### What is expected
Could you copy out the material from the line containing "x-tick-label: 0 (94, 434, 102, 448)" through the line containing "Detect and localize", both of those lines included, and nothing else?
------------------------------------------------
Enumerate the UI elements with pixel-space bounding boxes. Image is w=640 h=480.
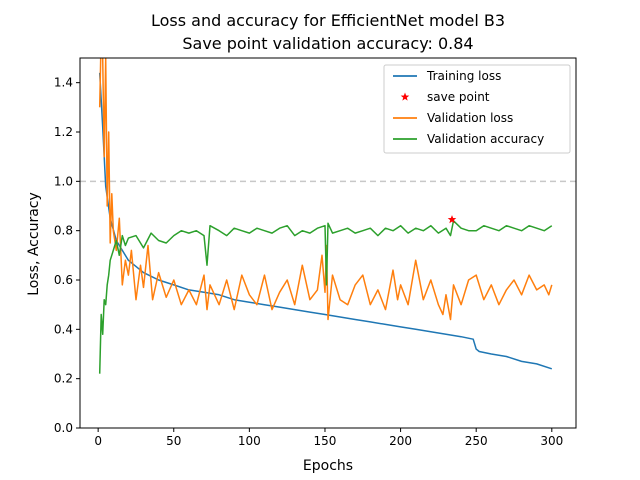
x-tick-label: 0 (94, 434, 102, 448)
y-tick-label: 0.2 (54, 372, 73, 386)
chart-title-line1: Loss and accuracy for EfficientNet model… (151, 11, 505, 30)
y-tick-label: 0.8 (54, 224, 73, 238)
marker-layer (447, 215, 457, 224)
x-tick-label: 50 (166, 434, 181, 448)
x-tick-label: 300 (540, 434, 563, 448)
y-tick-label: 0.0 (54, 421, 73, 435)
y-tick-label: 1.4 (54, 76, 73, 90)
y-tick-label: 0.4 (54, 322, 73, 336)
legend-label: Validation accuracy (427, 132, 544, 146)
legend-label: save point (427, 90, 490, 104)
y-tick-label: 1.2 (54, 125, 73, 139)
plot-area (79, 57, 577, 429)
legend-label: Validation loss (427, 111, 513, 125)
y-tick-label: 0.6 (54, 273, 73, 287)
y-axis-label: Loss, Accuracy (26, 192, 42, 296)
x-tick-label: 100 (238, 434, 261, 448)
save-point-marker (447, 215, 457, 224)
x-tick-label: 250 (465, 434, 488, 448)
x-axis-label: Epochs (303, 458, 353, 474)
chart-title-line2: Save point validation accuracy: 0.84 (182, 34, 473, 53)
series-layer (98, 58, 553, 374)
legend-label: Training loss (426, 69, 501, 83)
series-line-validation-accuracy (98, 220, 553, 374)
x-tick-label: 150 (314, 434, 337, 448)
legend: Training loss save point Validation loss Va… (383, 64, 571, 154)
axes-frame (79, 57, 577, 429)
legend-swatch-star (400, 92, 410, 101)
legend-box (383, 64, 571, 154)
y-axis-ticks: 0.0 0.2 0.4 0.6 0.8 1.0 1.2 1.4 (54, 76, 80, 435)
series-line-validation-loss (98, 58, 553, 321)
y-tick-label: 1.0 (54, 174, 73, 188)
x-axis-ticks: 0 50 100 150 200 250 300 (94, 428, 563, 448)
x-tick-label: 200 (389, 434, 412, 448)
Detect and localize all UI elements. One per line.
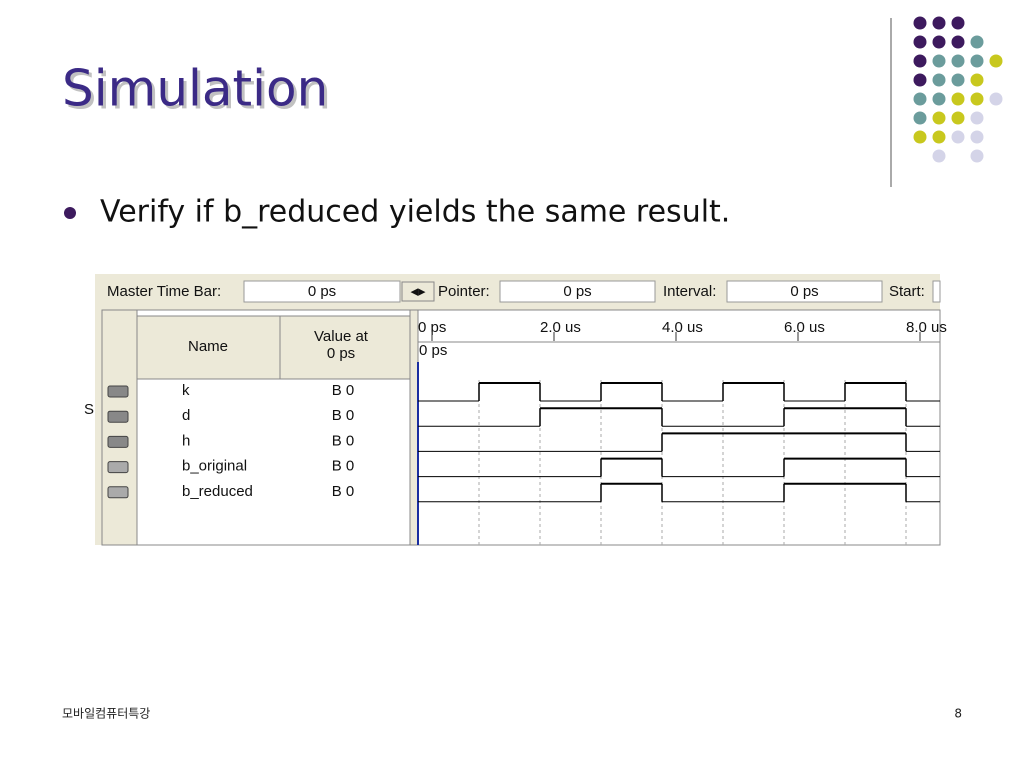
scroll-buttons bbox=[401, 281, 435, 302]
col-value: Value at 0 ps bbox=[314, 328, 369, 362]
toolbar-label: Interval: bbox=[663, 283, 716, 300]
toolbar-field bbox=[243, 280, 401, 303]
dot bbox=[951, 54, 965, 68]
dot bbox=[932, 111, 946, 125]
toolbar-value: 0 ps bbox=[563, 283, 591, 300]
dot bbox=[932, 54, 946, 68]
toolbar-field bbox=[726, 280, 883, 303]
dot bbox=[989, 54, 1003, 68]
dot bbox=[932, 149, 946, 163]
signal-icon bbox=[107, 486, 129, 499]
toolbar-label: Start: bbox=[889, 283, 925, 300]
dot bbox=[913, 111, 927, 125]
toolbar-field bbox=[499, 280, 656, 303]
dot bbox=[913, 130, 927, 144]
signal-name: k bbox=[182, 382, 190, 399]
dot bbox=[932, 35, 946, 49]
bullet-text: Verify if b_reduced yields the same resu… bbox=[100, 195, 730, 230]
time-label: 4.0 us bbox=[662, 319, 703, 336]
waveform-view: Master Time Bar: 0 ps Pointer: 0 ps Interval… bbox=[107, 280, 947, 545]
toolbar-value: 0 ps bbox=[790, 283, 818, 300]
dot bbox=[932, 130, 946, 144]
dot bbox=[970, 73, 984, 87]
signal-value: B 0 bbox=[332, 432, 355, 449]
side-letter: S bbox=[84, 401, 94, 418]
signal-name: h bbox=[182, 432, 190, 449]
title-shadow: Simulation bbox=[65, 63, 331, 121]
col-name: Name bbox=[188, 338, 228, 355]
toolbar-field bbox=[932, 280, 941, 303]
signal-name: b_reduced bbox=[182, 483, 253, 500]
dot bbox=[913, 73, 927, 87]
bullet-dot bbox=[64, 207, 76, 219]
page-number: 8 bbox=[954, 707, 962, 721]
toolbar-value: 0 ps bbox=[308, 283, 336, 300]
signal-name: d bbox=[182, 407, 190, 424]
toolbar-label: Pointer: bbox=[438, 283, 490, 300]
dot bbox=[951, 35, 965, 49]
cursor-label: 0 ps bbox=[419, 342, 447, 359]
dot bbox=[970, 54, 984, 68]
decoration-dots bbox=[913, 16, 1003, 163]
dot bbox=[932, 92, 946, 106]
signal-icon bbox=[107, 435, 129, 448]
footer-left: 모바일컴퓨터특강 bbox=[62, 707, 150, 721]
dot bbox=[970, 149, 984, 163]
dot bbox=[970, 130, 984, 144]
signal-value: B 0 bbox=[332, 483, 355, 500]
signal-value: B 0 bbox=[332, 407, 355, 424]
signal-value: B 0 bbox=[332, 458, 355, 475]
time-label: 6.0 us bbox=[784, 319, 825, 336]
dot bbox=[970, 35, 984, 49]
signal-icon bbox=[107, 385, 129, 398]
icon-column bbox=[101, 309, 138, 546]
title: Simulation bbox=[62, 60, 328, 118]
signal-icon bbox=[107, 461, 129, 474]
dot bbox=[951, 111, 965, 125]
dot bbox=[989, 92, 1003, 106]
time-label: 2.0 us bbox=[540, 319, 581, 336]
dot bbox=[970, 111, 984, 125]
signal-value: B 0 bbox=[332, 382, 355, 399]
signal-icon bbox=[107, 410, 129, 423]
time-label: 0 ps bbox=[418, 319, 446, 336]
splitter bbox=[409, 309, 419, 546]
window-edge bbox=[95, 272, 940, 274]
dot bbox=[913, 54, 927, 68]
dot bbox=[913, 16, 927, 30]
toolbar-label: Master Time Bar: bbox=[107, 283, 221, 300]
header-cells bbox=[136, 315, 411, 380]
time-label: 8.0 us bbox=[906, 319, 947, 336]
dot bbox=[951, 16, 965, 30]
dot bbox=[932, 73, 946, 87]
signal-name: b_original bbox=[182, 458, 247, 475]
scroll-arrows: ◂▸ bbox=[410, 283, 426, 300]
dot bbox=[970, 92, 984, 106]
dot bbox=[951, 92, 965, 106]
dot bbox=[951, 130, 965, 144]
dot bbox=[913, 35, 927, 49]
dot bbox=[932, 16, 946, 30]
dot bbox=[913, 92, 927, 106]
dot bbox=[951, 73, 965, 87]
------------------------------------------------
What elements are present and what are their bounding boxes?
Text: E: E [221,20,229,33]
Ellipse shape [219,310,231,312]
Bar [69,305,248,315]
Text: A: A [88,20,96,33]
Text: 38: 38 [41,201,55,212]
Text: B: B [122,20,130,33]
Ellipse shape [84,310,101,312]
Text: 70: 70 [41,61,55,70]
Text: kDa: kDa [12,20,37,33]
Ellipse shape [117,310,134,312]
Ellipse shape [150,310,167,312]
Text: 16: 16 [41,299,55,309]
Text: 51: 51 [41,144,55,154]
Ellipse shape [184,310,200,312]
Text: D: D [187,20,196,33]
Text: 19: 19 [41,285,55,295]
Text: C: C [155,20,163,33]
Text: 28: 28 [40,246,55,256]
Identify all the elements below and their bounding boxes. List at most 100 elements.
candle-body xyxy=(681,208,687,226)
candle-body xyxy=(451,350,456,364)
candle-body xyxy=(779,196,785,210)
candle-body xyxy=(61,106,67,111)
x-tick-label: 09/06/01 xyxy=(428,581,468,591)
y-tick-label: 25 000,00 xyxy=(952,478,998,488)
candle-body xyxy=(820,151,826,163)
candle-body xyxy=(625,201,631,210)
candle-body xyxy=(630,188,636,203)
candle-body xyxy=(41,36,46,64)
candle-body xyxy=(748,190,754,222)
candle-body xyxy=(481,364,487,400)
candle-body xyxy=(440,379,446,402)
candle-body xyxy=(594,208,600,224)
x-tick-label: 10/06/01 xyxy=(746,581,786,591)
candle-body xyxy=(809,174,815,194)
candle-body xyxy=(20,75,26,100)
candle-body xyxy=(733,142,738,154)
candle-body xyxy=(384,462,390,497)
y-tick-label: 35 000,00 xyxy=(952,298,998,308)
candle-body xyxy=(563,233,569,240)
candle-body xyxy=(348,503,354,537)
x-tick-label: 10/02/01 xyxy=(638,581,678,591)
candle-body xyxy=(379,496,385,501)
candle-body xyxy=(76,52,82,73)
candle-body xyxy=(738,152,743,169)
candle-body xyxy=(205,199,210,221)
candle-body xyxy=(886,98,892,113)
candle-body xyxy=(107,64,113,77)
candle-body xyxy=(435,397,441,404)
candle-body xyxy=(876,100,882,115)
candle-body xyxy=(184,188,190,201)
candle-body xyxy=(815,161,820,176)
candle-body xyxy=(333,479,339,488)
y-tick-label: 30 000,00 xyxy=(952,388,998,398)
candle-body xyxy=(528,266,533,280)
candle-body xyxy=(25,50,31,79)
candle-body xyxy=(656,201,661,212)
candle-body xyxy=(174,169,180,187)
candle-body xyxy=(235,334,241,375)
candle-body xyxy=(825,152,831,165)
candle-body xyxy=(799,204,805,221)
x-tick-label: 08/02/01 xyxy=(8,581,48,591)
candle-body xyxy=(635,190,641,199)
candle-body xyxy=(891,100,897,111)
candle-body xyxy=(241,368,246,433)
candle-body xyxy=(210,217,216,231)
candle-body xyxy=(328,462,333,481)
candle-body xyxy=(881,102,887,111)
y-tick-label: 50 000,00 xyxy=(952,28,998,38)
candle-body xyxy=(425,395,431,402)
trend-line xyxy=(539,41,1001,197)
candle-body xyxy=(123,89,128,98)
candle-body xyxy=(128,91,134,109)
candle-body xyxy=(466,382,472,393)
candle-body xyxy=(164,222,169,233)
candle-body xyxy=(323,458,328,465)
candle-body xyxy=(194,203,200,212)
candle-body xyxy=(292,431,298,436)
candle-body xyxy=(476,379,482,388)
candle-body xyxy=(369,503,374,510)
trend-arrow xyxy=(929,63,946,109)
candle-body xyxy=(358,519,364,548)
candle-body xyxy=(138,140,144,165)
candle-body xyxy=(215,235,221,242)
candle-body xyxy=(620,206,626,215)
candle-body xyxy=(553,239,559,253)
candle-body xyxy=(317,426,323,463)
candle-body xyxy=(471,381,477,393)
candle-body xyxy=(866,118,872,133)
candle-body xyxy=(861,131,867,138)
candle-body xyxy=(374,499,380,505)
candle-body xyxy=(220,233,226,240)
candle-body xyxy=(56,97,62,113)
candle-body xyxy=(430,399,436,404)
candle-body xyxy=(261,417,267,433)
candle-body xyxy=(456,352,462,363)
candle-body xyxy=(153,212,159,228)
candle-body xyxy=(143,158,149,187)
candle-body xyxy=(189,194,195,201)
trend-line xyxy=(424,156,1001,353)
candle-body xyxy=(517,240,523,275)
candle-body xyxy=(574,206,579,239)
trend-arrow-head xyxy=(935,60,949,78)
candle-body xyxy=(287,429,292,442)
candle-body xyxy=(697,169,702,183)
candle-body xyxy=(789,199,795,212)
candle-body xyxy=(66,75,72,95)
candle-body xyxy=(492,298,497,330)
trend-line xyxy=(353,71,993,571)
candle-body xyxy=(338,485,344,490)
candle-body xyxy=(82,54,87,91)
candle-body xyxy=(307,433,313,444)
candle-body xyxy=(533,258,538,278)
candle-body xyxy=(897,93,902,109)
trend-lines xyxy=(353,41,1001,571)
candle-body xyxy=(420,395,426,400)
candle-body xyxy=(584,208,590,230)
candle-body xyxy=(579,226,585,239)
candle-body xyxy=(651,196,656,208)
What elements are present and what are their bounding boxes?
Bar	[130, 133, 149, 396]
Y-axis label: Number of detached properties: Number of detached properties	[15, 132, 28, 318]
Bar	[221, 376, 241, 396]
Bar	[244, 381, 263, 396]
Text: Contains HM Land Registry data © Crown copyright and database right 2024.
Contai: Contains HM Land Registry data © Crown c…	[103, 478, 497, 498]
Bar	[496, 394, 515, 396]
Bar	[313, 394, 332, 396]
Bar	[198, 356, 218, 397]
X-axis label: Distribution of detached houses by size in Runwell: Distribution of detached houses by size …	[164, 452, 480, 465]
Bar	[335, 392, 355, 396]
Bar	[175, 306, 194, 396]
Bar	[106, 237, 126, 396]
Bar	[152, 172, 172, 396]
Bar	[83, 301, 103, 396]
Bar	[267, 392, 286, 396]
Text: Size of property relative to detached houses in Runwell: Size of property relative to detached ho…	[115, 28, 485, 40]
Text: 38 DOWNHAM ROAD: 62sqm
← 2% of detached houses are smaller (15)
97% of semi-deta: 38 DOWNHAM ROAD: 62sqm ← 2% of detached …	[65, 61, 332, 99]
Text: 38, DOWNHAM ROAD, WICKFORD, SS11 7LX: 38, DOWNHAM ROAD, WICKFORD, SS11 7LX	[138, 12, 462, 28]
------------------------------------------------
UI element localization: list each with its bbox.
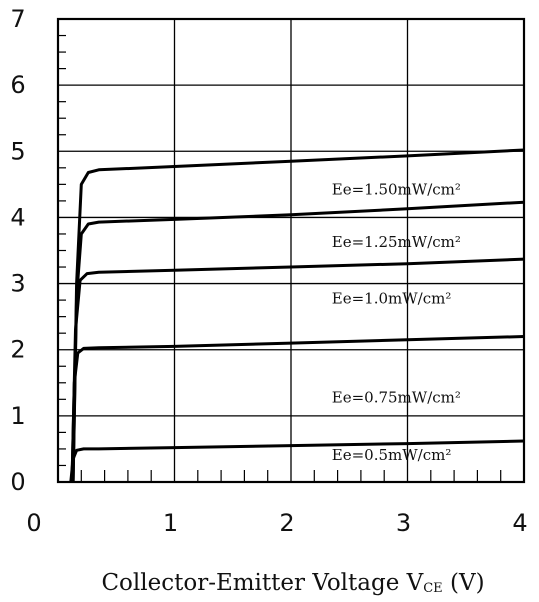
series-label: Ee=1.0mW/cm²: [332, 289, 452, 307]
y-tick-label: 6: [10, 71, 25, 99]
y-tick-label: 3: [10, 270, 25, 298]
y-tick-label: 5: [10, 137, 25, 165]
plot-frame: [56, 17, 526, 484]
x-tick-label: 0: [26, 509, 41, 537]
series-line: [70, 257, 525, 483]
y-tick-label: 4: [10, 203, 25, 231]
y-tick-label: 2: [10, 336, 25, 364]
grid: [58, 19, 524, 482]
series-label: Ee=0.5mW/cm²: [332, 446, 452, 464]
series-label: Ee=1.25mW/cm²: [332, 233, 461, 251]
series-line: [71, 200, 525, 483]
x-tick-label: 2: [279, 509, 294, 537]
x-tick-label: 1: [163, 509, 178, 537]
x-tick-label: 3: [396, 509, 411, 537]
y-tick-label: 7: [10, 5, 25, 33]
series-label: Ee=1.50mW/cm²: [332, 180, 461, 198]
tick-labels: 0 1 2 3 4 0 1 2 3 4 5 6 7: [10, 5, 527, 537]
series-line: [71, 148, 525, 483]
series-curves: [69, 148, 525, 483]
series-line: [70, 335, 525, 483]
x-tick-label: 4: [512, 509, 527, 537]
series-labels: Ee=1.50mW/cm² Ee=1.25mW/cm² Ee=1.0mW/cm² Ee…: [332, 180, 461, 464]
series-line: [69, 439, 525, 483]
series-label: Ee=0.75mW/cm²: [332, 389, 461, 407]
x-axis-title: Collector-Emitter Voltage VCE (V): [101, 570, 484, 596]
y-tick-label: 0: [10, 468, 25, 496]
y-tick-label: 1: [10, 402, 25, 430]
------------------------------------------------
### Reply to the task
x-tick-label: 0 (94, 434, 102, 448)
y-tick-label: 0.2 (54, 372, 73, 386)
chart-title-line1: Loss and accuracy for EfficientNet model… (151, 11, 505, 30)
y-tick-label: 0.8 (54, 224, 73, 238)
marker-layer (447, 215, 457, 224)
x-tick-label: 50 (166, 434, 181, 448)
x-tick-label: 300 (540, 434, 563, 448)
y-tick-label: 0.0 (54, 421, 73, 435)
y-tick-label: 1.4 (54, 76, 73, 90)
y-tick-label: 0.4 (54, 322, 73, 336)
legend-label: Validation accuracy (427, 132, 544, 146)
legend-label: save point (427, 90, 490, 104)
y-tick-label: 1.2 (54, 125, 73, 139)
plot-area (79, 57, 577, 429)
legend-label: Validation loss (427, 111, 513, 125)
y-tick-label: 0.6 (54, 273, 73, 287)
y-axis-label: Loss, Accuracy (26, 192, 42, 296)
x-tick-label: 100 (238, 434, 261, 448)
save-point-marker (447, 215, 457, 224)
x-tick-label: 250 (465, 434, 488, 448)
x-axis-label: Epochs (303, 458, 353, 474)
chart-title-line2: Save point validation accuracy: 0.84 (182, 34, 473, 53)
series-layer (98, 58, 553, 374)
legend-label: Training loss (426, 69, 501, 83)
series-line-validation-accuracy (98, 220, 553, 374)
x-tick-label: 150 (314, 434, 337, 448)
legend: Training loss save point Validation loss Va… (383, 64, 571, 154)
axes-frame (79, 57, 577, 429)
legend-swatch-star (400, 92, 410, 101)
legend-box (383, 64, 571, 154)
y-axis-ticks: 0.0 0.2 0.4 0.6 0.8 1.0 1.2 1.4 (54, 76, 80, 435)
series-line-validation-loss (98, 58, 553, 321)
y-tick-label: 1.0 (54, 174, 73, 188)
x-axis-ticks: 0 50 100 150 200 250 300 (94, 428, 563, 448)
x-tick-label: 200 (389, 434, 412, 448)
Detect and localize all UI elements. One per line.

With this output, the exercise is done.